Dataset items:

-------

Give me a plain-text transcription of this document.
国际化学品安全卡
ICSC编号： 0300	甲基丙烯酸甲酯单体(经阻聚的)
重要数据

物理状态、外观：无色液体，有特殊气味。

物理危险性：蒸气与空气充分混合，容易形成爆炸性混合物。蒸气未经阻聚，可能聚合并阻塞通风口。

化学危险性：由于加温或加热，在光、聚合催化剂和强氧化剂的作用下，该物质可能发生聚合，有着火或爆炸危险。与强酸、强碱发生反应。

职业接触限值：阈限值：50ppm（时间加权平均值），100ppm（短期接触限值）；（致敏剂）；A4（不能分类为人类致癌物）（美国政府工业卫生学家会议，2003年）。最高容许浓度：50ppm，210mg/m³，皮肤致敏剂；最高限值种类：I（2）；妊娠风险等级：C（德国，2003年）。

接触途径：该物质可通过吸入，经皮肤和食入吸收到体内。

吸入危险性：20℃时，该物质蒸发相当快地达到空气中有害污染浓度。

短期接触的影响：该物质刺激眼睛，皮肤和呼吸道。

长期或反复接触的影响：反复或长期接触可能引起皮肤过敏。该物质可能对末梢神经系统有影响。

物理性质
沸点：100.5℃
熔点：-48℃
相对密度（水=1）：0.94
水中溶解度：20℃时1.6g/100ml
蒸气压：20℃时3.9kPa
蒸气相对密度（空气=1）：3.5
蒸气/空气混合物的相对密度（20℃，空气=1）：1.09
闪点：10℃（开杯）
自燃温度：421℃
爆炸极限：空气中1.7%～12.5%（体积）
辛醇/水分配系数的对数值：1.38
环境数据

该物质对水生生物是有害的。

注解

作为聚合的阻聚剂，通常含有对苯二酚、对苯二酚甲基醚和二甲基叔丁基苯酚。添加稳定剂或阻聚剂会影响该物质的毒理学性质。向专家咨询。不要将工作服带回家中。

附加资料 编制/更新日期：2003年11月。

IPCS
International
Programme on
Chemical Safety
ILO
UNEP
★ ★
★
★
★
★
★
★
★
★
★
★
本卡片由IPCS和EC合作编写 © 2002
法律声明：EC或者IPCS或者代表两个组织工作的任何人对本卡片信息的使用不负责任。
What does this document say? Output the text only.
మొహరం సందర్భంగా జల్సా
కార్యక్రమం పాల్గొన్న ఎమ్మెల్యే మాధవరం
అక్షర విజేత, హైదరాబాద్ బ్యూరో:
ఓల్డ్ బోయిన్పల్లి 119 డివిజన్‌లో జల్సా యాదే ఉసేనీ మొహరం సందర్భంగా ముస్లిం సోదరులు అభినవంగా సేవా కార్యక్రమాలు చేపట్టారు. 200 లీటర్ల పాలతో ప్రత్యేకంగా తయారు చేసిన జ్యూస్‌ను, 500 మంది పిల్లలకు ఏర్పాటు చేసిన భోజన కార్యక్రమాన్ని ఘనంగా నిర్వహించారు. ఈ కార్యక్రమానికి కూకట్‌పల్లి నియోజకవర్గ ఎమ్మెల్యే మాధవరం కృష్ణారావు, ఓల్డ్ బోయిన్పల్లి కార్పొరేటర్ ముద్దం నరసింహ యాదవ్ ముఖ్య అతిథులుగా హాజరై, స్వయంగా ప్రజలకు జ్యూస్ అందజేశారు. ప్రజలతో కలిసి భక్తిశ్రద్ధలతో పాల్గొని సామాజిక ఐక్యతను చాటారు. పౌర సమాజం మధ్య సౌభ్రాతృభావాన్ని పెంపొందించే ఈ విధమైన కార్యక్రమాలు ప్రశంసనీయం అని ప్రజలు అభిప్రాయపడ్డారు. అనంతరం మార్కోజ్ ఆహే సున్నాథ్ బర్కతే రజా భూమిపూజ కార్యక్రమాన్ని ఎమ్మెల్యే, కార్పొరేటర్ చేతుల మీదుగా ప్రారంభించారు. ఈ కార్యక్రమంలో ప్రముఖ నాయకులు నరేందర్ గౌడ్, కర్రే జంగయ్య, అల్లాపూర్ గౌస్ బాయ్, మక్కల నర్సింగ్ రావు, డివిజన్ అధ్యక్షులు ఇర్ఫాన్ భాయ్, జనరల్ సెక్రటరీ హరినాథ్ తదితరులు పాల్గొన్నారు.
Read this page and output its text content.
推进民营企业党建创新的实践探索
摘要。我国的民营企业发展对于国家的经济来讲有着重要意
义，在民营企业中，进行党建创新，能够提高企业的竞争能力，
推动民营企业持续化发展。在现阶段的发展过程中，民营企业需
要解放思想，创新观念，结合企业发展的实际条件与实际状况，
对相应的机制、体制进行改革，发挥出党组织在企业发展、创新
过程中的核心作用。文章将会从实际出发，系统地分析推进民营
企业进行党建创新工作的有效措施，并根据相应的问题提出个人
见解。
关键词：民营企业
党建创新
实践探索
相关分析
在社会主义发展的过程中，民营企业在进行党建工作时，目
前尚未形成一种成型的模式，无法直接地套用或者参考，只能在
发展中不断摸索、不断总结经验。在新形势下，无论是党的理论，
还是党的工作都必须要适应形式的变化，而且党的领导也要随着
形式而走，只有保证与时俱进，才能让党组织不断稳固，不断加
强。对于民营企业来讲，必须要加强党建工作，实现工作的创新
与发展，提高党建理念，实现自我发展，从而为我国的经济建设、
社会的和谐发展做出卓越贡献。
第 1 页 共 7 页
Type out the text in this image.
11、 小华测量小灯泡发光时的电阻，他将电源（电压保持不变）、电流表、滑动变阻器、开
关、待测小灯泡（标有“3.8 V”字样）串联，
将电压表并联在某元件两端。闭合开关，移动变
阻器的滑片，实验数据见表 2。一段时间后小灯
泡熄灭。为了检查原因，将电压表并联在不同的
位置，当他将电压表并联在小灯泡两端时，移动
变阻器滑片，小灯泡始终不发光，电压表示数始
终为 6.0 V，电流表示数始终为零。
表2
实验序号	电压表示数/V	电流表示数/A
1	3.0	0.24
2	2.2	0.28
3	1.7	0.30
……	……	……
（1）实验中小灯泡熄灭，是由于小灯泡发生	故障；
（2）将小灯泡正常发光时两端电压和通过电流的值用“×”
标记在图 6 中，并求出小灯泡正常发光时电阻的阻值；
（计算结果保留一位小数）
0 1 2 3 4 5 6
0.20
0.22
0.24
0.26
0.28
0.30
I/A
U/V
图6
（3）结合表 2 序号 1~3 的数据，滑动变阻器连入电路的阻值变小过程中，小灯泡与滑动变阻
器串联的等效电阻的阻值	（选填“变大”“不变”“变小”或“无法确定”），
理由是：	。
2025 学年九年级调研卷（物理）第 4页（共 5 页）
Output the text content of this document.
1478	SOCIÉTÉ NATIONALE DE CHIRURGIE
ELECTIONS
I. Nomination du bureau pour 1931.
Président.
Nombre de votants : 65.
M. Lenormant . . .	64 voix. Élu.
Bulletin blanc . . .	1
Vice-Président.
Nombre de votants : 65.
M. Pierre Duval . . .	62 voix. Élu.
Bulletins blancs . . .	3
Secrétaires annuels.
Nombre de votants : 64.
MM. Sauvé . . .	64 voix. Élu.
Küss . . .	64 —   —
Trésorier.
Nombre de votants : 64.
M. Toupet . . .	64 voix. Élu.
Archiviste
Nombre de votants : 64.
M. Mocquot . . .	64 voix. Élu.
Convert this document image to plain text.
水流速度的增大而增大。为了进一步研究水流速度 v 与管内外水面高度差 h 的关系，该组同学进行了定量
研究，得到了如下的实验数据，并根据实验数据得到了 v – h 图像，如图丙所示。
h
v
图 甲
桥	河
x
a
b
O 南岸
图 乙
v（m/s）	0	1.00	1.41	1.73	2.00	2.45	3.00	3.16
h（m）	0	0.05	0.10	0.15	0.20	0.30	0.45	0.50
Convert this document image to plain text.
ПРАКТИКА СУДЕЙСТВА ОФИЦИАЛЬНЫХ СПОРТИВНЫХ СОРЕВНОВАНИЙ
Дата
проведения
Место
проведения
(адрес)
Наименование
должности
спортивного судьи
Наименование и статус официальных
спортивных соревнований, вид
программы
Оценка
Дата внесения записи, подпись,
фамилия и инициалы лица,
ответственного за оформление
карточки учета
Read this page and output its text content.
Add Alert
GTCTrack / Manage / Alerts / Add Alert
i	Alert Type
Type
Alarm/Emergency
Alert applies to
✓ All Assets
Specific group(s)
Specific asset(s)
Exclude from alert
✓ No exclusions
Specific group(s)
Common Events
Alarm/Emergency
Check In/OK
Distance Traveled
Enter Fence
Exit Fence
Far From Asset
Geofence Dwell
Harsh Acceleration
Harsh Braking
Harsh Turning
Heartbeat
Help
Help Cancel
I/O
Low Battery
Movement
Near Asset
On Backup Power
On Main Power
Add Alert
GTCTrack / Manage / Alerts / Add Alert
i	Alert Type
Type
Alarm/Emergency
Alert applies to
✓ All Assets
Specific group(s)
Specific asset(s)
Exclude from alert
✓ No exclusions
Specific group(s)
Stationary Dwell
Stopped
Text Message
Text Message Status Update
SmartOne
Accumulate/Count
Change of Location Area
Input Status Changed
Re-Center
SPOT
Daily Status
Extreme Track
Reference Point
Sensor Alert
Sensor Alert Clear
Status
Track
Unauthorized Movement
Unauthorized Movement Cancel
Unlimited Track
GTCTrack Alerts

-------

:: Exercise ::
Identify each line containing the string "Status" and copy it out.

:: Exercise output ::
Text Message Status Update
Input Status Changed
Daily Status
Status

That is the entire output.